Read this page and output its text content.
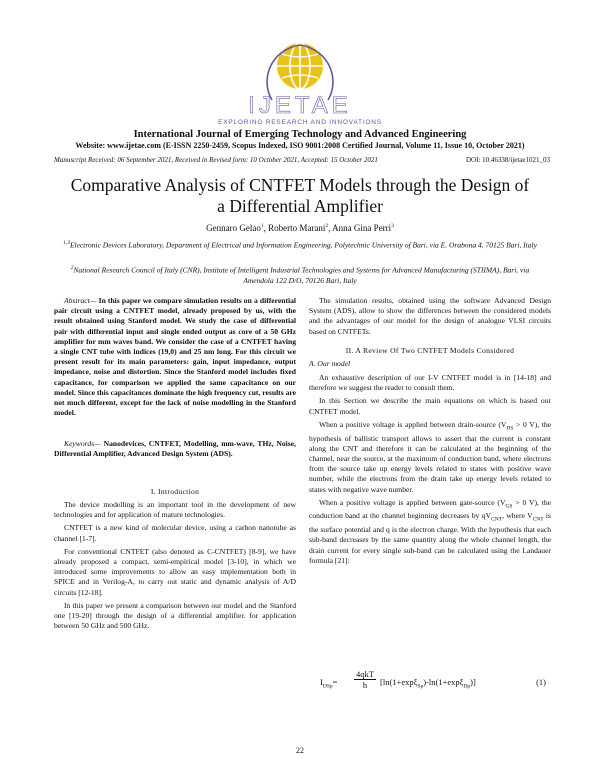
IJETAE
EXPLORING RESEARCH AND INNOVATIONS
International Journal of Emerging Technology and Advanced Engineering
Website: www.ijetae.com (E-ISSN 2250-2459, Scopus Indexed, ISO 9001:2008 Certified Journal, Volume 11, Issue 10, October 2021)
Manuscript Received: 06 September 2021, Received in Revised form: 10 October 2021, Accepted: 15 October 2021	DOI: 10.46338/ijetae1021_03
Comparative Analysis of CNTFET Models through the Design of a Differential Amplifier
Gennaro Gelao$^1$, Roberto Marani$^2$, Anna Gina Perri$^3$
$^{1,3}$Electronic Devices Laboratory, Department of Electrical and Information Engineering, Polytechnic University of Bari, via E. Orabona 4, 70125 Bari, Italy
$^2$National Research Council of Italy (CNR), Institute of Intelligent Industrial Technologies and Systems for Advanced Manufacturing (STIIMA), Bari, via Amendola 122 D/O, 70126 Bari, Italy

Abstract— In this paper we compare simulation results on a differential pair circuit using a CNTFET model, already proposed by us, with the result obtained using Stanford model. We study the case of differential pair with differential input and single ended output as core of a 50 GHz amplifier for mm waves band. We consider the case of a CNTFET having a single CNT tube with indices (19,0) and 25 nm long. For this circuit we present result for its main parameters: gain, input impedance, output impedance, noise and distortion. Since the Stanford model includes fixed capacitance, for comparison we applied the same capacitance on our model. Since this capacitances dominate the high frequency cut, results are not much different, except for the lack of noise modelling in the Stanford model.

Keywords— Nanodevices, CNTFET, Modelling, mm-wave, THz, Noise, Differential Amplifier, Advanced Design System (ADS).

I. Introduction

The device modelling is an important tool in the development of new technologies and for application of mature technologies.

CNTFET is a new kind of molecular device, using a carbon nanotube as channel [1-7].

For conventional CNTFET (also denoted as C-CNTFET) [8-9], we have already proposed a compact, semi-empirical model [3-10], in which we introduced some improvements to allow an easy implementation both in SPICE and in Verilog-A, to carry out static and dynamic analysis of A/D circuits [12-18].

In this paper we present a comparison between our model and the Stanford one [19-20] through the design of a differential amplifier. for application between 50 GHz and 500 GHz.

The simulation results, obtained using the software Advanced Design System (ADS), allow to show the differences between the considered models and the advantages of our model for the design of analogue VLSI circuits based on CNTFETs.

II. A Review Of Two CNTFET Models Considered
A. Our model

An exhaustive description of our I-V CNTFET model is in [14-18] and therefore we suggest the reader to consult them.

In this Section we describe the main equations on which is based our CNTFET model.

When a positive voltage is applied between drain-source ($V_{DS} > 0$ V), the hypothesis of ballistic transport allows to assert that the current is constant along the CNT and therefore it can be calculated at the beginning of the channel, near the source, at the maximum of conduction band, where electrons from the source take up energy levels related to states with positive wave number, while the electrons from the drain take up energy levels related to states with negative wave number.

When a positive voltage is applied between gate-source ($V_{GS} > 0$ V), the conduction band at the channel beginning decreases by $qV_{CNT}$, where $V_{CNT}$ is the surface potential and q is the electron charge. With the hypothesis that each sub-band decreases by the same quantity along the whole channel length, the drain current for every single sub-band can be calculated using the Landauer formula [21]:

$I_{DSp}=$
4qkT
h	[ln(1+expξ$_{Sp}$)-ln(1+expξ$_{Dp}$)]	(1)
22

· · · · ·

[REQUIREMENTS]: Locate the word "Bari" in the records above, and return each line that has it.

[PROBLEM SOLUTION]:
$^{1,3}$Electronic Devices Laboratory, Department of Electrical and Information Engineering, Polytechnic University of Bari, via E. Orabona 4, 70125 Bari, Italy
$^2$National Research Council of Italy (CNR), Institute of Intelligent Industrial Technologies and Systems for Advanced Manufacturing (STIIMA), Bari, via Amendola 122 D/O, 70126 Bari, Italy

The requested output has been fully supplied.